══ Exercise inputs ══

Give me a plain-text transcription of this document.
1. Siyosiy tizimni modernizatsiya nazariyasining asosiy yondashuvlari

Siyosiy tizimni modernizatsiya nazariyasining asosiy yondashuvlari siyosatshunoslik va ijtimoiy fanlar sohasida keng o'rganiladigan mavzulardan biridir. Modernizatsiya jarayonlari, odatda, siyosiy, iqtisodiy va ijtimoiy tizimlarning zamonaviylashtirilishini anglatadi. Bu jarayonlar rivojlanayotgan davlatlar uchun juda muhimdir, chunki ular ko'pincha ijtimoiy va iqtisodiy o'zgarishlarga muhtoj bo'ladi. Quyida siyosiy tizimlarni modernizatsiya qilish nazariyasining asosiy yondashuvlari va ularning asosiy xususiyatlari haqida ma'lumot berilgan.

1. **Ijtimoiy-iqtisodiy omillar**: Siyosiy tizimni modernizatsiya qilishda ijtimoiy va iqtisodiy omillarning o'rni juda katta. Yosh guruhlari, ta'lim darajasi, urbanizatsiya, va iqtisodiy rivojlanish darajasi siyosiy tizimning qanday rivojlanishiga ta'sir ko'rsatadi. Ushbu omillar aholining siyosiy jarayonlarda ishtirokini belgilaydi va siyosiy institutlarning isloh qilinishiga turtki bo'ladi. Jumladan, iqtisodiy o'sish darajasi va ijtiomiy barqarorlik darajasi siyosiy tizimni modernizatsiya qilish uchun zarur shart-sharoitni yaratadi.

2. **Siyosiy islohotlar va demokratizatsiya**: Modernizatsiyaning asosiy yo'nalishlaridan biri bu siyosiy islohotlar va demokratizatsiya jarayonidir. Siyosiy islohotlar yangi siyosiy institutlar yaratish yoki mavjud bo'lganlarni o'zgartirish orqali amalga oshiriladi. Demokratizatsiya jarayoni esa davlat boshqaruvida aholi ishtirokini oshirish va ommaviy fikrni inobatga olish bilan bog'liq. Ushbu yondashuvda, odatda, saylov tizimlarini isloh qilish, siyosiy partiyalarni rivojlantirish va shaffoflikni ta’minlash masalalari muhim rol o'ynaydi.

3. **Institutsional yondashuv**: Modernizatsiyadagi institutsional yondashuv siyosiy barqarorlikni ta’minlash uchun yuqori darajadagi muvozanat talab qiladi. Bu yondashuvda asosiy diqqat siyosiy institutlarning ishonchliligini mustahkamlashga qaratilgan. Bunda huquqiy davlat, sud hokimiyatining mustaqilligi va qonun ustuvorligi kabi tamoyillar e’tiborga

═══

## Problem statement
Among the lines of the material, find those that hold the word "nazariyasining" and copy them.

## Written solution
1. Siyosiy tizimni modernizatsiya nazariyasining asosiy yondashuvlari
Siyosiy tizimni modernizatsiya nazariyasining asosiy yondashuvlari siyosatshunoslik va ijtimoiy fanlar sohasida keng o'rganiladigan mavzulardan biridir. Modernizatsiya jarayonlari, odatda, siyosiy, iqtisodiy va ijtimoiy tizimlarning zamonaviylashtirilishini anglatadi. Bu jarayonlar rivojlanayotgan davlatlar uchun juda muhimdir, chunki ular ko'pincha ijtimoiy va iqtisodiy o'zgarishlarga muhtoj bo'ladi. Quyida siyosiy tizimlarni modernizatsiya qilish nazariyasining asosiy yondashuvlari va ularning asosiy xususiyatlari haqida ma'lumot berilgan.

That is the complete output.